■ ITEMS ■
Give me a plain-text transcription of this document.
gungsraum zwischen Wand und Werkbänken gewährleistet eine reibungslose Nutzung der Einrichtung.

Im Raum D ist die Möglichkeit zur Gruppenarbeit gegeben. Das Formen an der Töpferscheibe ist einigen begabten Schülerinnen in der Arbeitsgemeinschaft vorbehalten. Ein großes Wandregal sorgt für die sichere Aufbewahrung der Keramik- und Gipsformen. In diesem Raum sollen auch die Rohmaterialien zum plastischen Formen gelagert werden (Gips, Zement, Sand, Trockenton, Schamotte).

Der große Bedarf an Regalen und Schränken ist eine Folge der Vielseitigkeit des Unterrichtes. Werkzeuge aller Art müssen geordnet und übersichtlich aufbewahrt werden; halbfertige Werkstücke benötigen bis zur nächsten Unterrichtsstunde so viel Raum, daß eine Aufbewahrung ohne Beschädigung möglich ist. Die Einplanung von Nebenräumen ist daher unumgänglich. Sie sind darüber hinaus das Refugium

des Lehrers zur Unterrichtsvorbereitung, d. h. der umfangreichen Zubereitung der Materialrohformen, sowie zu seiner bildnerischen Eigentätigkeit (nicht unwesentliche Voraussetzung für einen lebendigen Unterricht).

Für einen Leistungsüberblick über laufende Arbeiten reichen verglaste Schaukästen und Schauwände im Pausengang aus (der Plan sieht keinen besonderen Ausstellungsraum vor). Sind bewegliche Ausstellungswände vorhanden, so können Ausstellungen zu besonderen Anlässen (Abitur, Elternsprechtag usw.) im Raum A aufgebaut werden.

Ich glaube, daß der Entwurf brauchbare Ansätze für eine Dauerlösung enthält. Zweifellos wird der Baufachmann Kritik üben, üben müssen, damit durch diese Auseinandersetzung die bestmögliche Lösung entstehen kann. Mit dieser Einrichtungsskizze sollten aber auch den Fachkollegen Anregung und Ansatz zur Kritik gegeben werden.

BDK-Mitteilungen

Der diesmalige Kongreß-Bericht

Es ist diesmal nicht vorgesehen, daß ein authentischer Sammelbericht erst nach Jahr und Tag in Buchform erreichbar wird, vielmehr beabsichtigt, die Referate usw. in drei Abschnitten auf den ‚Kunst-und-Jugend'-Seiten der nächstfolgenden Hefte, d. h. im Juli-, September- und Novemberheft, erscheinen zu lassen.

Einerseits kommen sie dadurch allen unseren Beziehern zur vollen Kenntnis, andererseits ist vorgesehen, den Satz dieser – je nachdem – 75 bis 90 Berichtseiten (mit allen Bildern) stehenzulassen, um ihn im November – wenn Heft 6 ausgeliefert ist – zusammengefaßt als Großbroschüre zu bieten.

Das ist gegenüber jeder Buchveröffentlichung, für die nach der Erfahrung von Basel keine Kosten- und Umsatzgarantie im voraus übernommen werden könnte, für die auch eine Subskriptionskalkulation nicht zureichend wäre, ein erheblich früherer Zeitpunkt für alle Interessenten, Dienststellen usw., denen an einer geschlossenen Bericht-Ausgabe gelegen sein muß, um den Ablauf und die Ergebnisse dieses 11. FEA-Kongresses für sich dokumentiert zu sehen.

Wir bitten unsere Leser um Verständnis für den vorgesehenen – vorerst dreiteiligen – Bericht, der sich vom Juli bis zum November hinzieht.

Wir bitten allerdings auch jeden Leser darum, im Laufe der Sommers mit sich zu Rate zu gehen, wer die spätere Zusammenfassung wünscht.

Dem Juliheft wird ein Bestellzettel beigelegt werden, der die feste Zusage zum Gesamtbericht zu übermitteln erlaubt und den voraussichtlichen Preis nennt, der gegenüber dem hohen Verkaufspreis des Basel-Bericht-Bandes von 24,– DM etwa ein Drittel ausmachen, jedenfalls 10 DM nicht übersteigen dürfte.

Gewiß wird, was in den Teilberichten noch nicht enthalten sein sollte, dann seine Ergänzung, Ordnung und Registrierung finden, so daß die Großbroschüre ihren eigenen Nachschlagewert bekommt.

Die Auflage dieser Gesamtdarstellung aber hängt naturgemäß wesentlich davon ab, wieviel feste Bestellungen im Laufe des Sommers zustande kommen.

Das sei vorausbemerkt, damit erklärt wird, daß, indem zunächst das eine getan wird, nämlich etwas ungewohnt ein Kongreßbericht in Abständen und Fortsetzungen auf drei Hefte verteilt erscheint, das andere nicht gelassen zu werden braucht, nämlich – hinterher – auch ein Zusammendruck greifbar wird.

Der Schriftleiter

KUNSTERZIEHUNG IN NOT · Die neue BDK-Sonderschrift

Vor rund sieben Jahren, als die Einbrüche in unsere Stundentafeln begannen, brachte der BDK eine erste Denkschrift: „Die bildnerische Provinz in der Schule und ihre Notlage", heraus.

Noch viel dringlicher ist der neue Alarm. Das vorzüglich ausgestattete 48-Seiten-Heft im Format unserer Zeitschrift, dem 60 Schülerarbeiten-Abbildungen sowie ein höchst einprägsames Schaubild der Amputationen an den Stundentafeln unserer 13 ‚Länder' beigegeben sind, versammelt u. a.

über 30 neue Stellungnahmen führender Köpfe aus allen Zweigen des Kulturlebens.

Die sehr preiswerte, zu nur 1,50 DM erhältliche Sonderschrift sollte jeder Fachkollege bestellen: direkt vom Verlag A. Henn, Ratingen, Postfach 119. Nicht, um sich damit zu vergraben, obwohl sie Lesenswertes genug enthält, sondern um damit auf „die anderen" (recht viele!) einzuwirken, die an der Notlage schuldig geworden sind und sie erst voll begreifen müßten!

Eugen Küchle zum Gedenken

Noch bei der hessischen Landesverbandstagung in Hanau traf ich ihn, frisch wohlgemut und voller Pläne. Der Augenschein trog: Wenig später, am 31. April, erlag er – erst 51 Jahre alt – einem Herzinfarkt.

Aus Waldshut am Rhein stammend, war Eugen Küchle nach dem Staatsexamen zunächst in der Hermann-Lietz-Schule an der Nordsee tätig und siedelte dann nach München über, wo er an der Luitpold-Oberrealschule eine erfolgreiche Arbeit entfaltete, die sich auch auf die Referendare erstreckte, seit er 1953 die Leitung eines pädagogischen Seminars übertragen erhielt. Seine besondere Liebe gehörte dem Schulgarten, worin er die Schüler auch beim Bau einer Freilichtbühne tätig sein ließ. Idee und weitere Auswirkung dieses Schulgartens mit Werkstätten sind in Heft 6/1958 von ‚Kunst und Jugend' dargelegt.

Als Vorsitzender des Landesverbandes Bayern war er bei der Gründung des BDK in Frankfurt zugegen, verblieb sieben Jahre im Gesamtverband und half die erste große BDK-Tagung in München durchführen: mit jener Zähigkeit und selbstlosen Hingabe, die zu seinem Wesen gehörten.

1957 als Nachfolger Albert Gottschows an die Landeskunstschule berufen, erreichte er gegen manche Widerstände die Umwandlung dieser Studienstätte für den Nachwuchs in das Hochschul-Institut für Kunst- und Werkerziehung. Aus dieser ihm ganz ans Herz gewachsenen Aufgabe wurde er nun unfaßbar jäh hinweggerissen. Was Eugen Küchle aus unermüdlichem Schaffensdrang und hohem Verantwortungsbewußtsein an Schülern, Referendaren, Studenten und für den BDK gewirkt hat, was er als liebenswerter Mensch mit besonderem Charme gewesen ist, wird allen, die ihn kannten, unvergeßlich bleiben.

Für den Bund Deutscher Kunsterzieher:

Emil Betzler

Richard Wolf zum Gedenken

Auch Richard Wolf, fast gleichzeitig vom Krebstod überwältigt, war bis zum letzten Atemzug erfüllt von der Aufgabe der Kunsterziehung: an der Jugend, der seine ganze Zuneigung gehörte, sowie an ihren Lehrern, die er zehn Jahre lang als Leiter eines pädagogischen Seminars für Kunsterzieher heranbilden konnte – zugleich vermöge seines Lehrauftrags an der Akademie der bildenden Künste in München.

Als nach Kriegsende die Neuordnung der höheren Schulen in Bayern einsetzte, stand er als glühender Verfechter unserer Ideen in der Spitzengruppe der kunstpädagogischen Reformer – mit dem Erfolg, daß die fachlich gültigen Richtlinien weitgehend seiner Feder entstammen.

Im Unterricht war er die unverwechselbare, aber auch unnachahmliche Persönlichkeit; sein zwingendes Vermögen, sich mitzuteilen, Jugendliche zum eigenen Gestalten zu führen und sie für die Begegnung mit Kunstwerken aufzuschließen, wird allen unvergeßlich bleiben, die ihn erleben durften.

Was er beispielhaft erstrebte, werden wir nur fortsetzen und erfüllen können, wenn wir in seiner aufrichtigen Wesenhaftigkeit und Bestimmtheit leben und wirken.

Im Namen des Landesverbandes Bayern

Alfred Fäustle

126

■ TASK PROMPT ■
Search the data for "feste" and list every line in which it occurs.

■ ANSWER FOR THE TASK ■
Dem Juliheft wird ein Bestellzettel beigelegt werden, der die feste Zusage zum Gesamtbericht zu übermitteln erlaubt und den voraussichtlichen Preis nennt, der gegenüber dem hohen Verkaufspreis des Basel-Bericht-Bandes von 24,– DM etwa ein Drittel ausmachen, jedenfalls 10 DM nicht übersteigen dürfte.
Die Auflage dieser Gesamtdarstellung aber hängt naturgemäß wesentlich davon ab, wieviel feste Bestellungen im Laufe des Sommers zustande kommen.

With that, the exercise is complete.